++++ Records to process ++++

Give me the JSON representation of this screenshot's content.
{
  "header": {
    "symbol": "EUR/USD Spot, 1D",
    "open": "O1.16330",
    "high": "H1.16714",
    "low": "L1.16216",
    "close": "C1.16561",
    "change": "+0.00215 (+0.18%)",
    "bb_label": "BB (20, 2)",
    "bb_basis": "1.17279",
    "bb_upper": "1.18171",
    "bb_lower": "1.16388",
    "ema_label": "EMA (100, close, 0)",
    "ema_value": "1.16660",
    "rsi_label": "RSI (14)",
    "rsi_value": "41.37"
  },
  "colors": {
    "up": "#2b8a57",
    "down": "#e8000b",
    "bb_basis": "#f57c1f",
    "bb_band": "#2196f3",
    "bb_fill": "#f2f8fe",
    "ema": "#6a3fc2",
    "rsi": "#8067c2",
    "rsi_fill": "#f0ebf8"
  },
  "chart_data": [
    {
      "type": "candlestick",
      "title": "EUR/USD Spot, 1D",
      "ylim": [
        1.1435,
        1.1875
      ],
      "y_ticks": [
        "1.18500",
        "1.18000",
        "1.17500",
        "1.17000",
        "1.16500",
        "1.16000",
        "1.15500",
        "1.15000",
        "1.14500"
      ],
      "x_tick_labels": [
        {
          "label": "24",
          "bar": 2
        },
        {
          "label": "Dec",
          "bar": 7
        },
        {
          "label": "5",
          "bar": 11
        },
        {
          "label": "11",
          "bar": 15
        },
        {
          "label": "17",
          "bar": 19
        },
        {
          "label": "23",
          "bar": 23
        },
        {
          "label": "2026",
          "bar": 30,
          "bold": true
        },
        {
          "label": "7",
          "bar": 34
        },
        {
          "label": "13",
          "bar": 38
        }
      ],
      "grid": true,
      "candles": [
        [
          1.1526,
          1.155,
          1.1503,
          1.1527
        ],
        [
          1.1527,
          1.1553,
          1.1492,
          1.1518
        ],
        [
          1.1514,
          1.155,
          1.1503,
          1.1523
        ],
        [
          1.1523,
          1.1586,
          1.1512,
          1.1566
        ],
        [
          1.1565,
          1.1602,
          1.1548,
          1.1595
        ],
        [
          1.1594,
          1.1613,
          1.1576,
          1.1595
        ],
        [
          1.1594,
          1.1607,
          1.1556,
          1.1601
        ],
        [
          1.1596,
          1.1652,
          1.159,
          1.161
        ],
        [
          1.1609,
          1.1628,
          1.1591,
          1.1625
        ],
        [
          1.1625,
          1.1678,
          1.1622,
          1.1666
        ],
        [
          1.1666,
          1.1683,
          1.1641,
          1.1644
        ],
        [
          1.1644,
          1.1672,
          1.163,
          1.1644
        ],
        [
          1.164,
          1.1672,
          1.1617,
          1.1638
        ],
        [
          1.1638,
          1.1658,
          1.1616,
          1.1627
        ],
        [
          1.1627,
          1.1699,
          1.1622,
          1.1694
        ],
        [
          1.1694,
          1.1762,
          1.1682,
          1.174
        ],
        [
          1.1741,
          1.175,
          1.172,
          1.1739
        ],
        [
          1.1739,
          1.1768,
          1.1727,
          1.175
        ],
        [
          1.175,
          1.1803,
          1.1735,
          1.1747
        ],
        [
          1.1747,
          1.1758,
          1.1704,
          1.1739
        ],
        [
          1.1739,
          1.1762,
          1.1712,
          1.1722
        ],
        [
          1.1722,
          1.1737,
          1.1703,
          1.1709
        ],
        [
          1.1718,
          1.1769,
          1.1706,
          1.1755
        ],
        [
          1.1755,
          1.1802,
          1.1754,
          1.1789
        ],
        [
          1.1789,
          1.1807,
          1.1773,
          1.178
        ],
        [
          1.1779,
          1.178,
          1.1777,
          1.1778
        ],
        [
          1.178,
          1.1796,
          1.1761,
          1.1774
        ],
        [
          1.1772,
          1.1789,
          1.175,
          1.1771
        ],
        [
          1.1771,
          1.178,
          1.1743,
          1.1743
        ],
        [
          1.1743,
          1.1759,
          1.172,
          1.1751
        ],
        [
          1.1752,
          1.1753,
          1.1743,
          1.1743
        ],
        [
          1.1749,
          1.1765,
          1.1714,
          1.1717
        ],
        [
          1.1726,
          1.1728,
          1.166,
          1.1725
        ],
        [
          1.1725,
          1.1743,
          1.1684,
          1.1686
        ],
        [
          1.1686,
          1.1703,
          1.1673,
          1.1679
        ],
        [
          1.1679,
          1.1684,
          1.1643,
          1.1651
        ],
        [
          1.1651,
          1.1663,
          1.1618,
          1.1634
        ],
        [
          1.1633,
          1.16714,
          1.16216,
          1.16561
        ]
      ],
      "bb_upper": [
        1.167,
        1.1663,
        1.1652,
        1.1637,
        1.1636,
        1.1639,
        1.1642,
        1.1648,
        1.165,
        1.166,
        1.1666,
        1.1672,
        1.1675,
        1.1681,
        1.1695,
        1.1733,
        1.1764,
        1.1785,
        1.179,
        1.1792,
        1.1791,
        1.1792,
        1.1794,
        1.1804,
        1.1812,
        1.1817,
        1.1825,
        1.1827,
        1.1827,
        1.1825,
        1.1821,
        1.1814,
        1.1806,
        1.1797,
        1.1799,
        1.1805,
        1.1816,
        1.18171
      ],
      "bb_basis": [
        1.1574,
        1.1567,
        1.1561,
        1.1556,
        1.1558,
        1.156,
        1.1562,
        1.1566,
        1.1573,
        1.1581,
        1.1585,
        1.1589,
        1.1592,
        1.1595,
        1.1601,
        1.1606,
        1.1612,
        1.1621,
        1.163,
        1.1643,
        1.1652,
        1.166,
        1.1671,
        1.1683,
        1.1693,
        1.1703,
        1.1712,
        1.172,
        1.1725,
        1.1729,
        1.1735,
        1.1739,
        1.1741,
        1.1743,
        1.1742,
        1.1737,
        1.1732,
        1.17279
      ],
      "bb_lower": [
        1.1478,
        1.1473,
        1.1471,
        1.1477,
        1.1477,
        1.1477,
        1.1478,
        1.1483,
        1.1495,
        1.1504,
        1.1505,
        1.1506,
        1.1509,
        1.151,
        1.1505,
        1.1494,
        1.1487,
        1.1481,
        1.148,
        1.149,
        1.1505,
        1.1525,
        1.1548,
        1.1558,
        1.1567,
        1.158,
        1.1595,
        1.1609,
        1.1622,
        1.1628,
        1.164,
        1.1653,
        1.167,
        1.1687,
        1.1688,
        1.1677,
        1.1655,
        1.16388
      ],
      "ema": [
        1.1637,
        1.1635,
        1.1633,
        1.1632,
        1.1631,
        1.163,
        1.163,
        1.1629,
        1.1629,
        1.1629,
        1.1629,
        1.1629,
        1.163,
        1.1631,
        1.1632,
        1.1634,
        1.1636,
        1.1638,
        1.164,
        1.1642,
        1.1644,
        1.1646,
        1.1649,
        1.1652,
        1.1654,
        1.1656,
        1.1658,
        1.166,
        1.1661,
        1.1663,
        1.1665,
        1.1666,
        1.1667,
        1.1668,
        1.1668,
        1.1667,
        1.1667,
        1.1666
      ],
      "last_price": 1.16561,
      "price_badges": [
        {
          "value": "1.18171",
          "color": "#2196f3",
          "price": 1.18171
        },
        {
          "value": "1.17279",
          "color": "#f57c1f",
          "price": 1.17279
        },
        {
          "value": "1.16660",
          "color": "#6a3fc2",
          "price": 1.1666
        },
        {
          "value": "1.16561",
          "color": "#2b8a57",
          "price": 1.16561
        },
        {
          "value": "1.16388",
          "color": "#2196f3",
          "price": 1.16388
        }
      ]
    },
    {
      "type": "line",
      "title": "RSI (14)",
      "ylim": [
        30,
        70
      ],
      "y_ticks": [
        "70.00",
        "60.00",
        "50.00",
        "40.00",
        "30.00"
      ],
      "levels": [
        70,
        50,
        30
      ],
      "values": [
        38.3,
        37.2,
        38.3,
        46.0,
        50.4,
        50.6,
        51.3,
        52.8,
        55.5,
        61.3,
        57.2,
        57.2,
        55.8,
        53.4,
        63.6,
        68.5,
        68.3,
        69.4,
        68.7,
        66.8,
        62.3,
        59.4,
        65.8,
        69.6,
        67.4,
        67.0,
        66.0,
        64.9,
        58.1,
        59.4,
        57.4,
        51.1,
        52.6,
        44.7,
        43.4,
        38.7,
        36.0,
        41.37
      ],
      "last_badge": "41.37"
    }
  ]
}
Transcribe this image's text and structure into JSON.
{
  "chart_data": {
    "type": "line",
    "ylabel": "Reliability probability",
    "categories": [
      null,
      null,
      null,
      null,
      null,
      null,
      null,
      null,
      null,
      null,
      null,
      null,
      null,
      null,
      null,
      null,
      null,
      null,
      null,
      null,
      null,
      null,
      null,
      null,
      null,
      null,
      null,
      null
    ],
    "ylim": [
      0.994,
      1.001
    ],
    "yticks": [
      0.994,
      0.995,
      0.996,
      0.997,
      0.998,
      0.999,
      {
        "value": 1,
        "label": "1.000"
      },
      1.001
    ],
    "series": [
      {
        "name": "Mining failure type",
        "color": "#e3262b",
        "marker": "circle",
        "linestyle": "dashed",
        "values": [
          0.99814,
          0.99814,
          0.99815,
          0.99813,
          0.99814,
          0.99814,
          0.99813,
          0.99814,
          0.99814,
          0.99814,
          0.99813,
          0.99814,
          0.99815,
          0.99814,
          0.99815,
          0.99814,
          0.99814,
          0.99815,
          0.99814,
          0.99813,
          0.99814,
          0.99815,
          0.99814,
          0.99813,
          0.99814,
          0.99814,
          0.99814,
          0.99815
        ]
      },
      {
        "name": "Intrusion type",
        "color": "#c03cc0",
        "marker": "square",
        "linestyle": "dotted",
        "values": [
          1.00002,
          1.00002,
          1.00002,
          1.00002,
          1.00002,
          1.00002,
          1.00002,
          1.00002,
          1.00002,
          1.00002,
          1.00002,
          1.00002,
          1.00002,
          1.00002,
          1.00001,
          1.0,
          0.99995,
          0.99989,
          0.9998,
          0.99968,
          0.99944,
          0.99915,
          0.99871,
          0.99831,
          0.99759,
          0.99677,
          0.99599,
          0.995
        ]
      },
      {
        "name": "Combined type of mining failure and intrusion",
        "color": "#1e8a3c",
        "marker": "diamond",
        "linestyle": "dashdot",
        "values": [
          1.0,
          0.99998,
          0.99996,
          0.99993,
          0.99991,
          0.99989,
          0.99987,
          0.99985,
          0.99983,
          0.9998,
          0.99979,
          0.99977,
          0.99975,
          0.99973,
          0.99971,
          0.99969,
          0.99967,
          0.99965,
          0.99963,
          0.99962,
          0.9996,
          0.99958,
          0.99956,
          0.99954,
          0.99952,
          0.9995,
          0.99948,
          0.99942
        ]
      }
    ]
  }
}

++++

Copy and report every line where the word "this" is present.

Give me the JSON representation of this screenshot's content.
Transcribe this image's text and structure into JSON.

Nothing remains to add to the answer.